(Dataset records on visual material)
┄┄┄┄┄┄┄┄┄┄┄┄┄┄┄┄┄┄┄┄
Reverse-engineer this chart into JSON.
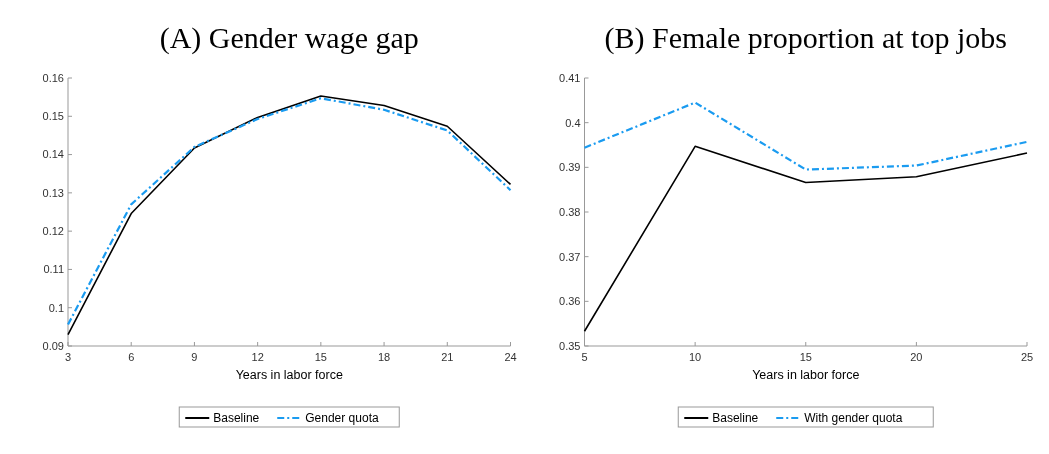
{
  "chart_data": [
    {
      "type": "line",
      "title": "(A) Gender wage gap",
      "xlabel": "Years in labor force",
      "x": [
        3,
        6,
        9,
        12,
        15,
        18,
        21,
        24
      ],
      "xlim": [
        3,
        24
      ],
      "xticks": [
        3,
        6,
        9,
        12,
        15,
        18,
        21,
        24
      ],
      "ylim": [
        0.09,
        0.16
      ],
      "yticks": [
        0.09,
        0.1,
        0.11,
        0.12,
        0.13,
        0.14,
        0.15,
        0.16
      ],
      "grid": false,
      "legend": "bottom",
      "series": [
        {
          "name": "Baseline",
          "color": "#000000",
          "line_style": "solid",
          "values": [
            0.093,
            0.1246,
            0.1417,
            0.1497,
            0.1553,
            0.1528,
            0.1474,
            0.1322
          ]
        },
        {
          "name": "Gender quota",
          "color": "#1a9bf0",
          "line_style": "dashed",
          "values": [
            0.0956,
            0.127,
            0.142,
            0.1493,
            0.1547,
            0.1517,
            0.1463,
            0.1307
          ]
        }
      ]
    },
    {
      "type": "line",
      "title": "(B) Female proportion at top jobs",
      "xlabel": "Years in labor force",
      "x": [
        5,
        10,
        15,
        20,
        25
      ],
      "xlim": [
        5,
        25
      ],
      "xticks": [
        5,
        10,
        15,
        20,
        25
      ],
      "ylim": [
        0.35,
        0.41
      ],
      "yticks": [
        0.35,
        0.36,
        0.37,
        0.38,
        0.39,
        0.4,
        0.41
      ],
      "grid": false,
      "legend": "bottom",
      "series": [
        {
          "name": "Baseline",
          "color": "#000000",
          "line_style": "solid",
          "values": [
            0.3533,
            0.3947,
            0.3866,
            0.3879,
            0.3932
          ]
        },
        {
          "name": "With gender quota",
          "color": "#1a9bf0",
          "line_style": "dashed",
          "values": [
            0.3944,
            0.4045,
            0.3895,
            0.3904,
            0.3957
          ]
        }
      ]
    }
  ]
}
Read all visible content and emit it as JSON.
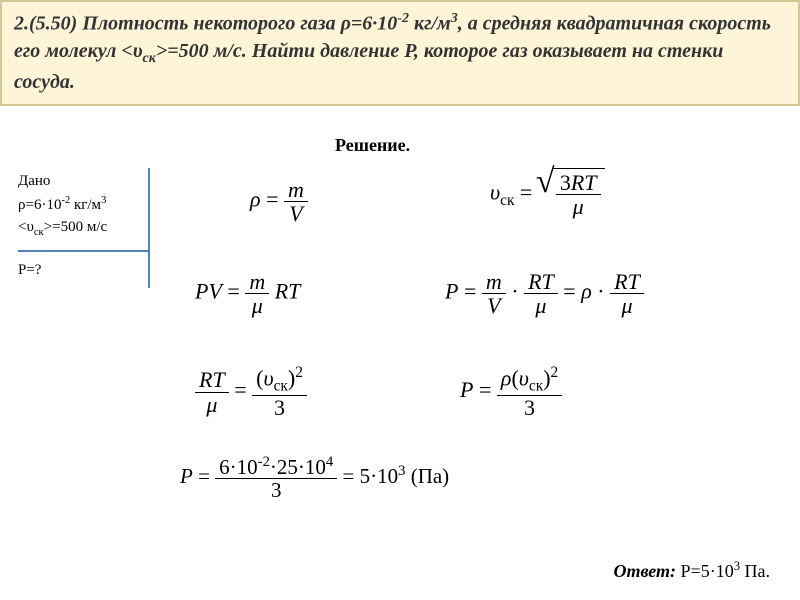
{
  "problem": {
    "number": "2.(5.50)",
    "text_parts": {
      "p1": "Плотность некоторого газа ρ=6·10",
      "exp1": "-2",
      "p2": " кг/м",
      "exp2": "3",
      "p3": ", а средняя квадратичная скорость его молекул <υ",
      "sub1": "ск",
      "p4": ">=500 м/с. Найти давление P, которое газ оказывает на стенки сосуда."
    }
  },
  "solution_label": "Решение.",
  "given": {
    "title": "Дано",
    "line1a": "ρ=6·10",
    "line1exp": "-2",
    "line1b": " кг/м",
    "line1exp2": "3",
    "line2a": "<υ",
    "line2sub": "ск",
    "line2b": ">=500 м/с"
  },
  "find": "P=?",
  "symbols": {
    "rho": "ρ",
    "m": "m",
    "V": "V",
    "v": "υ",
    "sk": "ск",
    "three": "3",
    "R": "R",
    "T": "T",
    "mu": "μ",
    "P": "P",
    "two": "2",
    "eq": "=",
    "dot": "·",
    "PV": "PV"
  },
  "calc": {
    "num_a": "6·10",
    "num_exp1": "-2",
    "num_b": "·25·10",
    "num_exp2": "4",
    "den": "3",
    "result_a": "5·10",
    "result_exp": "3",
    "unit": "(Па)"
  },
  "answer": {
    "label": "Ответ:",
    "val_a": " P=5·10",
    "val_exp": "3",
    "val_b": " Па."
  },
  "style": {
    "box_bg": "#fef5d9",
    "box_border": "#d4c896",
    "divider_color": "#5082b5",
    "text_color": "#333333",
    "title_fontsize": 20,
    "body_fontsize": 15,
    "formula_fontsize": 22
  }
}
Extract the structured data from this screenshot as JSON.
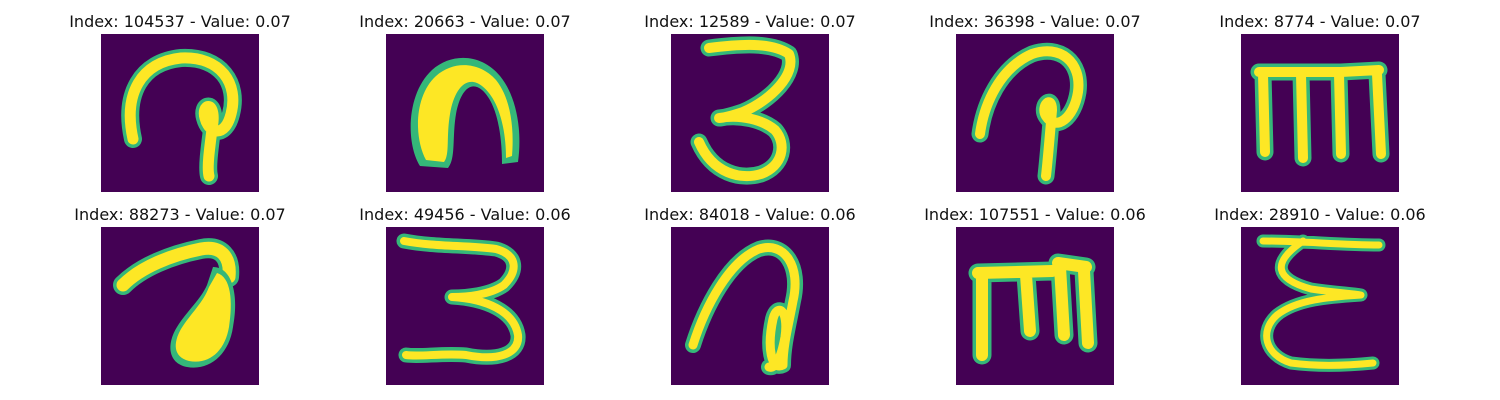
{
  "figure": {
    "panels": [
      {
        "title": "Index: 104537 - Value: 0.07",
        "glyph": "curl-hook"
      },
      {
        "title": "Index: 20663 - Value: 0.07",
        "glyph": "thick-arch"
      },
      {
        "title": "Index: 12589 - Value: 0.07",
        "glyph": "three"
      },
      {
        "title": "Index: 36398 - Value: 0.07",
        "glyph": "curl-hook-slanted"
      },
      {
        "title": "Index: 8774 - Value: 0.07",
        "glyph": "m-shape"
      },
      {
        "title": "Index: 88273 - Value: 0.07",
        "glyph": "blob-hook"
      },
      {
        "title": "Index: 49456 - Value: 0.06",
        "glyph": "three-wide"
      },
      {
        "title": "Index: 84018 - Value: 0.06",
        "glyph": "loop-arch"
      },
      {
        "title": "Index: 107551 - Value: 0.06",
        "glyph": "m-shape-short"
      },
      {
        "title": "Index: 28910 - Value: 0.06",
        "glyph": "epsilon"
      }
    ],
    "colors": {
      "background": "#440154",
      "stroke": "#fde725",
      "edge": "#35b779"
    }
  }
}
┄┄┄┄┄┄┄┄┄┄┄┄┄┄┄┄┄┄┄┄
● **Your goal**: Print all the records again exactly; do not include any picture.

● **Finished answer**:
Reverse-engineer this chart into JSON.
{
  "chart_data": [
    {
      "type": "line",
      "title": "(A) Gender wage gap",
      "xlabel": "Years in labor force",
      "x": [
        3,
        6,
        9,
        12,
        15,
        18,
        21,
        24
      ],
      "xlim": [
        3,
        24
      ],
      "xticks": [
        3,
        6,
        9,
        12,
        15,
        18,
        21,
        24
      ],
      "ylim": [
        0.09,
        0.16
      ],
      "yticks": [
        0.09,
        0.1,
        0.11,
        0.12,
        0.13,
        0.14,
        0.15,
        0.16
      ],
      "grid": false,
      "legend": "bottom",
      "series": [
        {
          "name": "Baseline",
          "color": "#000000",
          "line_style": "solid",
          "values": [
            0.093,
            0.1246,
            0.1417,
            0.1497,
            0.1553,
            0.1528,
            0.1474,
            0.1322
          ]
        },
        {
          "name": "Gender quota",
          "color": "#1a9bf0",
          "line_style": "dashed",
          "values": [
            0.0956,
            0.127,
            0.142,
            0.1493,
            0.1547,
            0.1517,
            0.1463,
            0.1307
          ]
        }
      ]
    },
    {
      "type": "line",
      "title": "(B) Female proportion at top jobs",
      "xlabel": "Years in labor force",
      "x": [
        5,
        10,
        15,
        20,
        25
      ],
      "xlim": [
        5,
        25
      ],
      "xticks": [
        5,
        10,
        15,
        20,
        25
      ],
      "ylim": [
        0.35,
        0.41
      ],
      "yticks": [
        0.35,
        0.36,
        0.37,
        0.38,
        0.39,
        0.4,
        0.41
      ],
      "grid": false,
      "legend": "bottom",
      "series": [
        {
          "name": "Baseline",
          "color": "#000000",
          "line_style": "solid",
          "values": [
            0.3533,
            0.3947,
            0.3866,
            0.3879,
            0.3932
          ]
        },
        {
          "name": "With gender quota",
          "color": "#1a9bf0",
          "line_style": "dashed",
          "values": [
            0.3944,
            0.4045,
            0.3895,
            0.3904,
            0.3957
          ]
        }
      ]
    }
  ]
}
Read all visible content and emit it as JSON.
{
  "problem": {
    "number": "2.(5.50)",
    "text_parts": {
      "p1": "Плотность некоторого газа ρ=6·10",
      "exp1": "-2",
      "p2": " кг/м",
      "exp2": "3",
      "p3": ", а средняя квадратичная скорость его молекул <υ",
      "sub1": "ск",
      "p4": ">=500 м/с. Найти давление P, которое газ оказывает на стенки сосуда."
    }
  },
  "solution_label": "Решение.",
  "given": {
    "title": "Дано",
    "line1a": "ρ=6·10",
    "line1exp": "-2",
    "line1b": " кг/м",
    "line1exp2": "3",
    "line2a": "<υ",
    "line2sub": "ск",
    "line2b": ">=500 м/с"
  },
  "find": "P=?",
  "symbols": {
    "rho": "ρ",
    "m": "m",
    "V": "V",
    "v": "υ",
    "sk": "ск",
    "three": "3",
    "R": "R",
    "T": "T",
    "mu": "μ",
    "P": "P",
    "two": "2",
    "eq": "=",
    "dot": "·",
    "PV": "PV"
  },
  "calc": {
    "num_a": "6·10",
    "num_exp1": "-2",
    "num_b": "·25·10",
    "num_exp2": "4",
    "den": "3",
    "result_a": "5·10",
    "result_exp": "3",
    "unit": "(Па)"
  },
  "answer": {
    "label": "Ответ:",
    "val_a": " P=5·10",
    "val_exp": "3",
    "val_b": " Па."
  },
  "style": {
    "box_bg": "#fef5d9",
    "box_border": "#d4c896",
    "divider_color": "#5082b5",
    "text_color": "#333333",
    "title_fontsize": 20,
    "body_fontsize": 15,
    "formula_fontsize": 22
  }
}
Extract the structured data from this screenshot as JSON.
{
  "figure": {
    "panels": [
      {
        "title": "Index: 104537 - Value: 0.07",
        "glyph": "curl-hook"
      },
      {
        "title": "Index: 20663 - Value: 0.07",
        "glyph": "thick-arch"
      },
      {
        "title": "Index: 12589 - Value: 0.07",
        "glyph": "three"
      },
      {
        "title": "Index: 36398 - Value: 0.07",
        "glyph": "curl-hook-slanted"
      },
      {
        "title": "Index: 8774 - Value: 0.07",
        "glyph": "m-shape"
      },
      {
        "title": "Index: 88273 - Value: 0.07",
        "glyph": "blob-hook"
      },
      {
        "title": "Index: 49456 - Value: 0.06",
        "glyph": "three-wide"
      },
      {
        "title": "Index: 84018 - Value: 0.06",
        "glyph": "loop-arch"
      },
      {
        "title": "Index: 107551 - Value: 0.06",
        "glyph": "m-shape-short"
      },
      {
        "title": "Index: 28910 - Value: 0.06",
        "glyph": "epsilon"
      }
    ],
    "colors": {
      "background": "#440154",
      "stroke": "#fde725",
      "edge": "#35b779"
    }
  }
}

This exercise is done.